▶ _Exercise directions_: Pull out every line in the listing below that contains the string "Papá". Upper- and lowercase letters count as different.
╭─ Supplied entries
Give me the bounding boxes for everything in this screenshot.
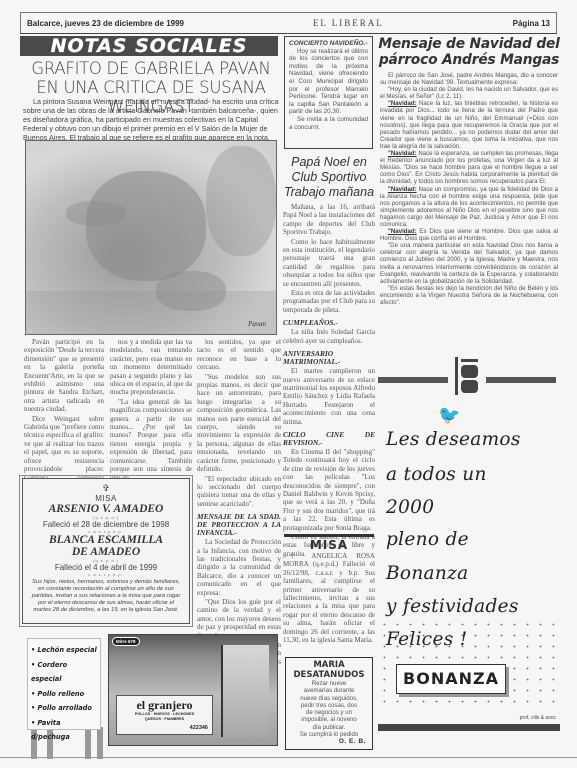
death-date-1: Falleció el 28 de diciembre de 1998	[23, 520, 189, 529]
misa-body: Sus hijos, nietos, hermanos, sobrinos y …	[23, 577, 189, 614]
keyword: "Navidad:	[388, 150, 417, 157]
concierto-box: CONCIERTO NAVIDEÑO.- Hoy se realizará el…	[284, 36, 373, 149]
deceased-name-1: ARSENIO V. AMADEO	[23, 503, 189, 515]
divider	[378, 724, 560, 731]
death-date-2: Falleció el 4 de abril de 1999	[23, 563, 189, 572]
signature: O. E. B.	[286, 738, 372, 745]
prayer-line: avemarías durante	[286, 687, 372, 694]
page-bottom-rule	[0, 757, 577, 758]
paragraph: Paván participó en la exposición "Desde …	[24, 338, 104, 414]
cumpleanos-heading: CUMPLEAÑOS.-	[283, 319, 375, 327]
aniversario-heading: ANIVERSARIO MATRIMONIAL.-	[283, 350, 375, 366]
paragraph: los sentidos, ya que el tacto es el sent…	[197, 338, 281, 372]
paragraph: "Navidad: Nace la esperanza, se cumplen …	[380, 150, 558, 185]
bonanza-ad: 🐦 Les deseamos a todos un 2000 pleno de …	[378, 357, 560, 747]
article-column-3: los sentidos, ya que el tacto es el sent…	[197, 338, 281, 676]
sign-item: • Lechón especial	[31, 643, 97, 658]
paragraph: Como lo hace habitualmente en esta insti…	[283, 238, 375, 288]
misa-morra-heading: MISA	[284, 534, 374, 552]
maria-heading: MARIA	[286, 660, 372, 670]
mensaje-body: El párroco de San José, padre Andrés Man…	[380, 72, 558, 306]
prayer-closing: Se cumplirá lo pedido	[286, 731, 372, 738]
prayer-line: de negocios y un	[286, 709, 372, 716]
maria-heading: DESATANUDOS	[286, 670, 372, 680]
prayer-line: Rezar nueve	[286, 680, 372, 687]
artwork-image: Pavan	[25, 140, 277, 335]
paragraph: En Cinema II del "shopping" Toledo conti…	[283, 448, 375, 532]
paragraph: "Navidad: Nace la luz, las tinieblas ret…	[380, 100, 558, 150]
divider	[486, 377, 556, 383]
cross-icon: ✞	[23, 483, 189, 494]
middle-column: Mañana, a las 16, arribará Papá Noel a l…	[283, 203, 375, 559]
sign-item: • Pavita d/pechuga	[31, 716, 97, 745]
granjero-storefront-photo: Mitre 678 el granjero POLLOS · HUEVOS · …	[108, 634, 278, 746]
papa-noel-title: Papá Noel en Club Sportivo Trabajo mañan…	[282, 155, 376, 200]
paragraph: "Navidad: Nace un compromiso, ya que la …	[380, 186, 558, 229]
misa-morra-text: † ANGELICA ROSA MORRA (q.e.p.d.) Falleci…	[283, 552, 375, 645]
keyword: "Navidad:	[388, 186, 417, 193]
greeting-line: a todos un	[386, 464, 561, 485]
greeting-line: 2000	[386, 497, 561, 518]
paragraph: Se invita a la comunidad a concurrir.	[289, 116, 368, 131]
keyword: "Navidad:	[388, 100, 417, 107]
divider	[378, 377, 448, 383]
╰─
▶ _Response for this exercise_:
middle-column: Mañana, a las 16, arribará Papá Noel a l…	[283, 203, 375, 559]
papa-noel-title: Papá Noel en Club Sportivo Trabajo mañan…	[282, 155, 376, 200]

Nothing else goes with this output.